WHAT THE EXERCISE ASKS:
Quote the items below word for word, starting at the line containing "operator-dropdown-1[interactable]: = [240,53,264,69]" and ending at the line containing "segment-label-top-2: segment [370,135,413,147]", with both of those lines included.

EXTRACTED DATA:
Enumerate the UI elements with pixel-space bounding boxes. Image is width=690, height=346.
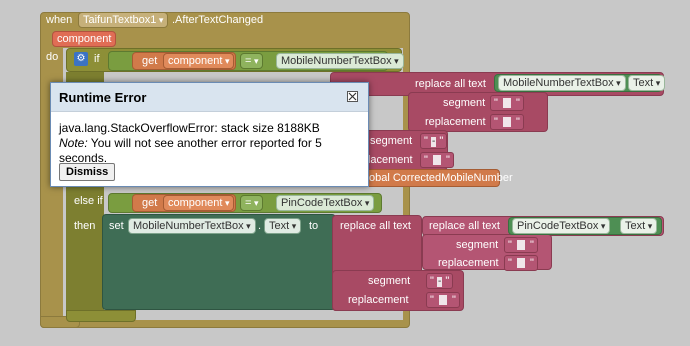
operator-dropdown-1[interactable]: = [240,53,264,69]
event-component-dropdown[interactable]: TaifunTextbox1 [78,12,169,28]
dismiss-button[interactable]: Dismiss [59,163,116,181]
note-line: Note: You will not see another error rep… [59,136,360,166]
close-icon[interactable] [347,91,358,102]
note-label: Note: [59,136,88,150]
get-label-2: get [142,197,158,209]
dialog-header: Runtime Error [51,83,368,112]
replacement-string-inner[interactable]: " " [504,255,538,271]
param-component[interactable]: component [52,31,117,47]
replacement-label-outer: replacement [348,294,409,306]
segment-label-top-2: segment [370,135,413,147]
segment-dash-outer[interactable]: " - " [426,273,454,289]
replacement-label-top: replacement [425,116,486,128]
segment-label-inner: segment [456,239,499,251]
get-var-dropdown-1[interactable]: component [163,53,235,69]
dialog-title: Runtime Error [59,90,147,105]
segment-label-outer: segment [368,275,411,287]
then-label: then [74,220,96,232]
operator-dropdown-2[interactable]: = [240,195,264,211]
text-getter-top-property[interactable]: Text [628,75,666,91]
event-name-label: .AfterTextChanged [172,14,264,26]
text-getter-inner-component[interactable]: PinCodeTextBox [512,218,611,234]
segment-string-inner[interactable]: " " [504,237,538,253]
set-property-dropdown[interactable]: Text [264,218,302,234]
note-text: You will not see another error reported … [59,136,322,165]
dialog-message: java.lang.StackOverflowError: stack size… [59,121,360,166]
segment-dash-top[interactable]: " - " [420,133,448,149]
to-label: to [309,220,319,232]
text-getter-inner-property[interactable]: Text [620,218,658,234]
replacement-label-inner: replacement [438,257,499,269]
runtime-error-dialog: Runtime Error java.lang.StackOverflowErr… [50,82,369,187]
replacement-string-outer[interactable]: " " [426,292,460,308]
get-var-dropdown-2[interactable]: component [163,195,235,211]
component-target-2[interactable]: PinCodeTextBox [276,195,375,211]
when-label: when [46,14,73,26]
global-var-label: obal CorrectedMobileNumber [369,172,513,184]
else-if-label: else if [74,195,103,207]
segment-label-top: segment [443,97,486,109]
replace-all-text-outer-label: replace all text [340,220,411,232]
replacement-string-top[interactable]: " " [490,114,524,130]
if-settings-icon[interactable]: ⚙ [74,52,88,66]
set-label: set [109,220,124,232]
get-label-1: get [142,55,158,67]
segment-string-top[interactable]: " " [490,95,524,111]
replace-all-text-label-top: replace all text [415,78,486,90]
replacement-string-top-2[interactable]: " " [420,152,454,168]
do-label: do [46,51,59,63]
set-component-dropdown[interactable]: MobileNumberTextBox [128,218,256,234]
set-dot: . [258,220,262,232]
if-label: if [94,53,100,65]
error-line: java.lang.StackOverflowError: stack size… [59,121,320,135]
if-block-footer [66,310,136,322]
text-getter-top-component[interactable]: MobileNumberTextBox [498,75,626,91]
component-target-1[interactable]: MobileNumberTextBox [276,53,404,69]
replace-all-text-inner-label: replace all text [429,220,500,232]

OUTPUT:
operator-dropdown-1[interactable]: = [240,53,264,69]
event-component-dropdown[interactable]: TaifunTextbox1 [78,12,169,28]
dismiss-button[interactable]: Dismiss [59,163,116,181]
note-line: Note: You will not see another error rep… [59,136,360,166]
close-icon[interactable] [347,91,358,102]
note-label: Note: [59,136,88,150]
get-label-2: get [142,197,158,209]
dialog-header: Runtime Error [51,83,368,112]
replacement-string-inner[interactable]: " " [504,255,538,271]
param-component[interactable]: component [52,31,117,47]
replacement-label-outer: replacement [348,294,409,306]
segment-label-top-2: segment [370,135,413,147]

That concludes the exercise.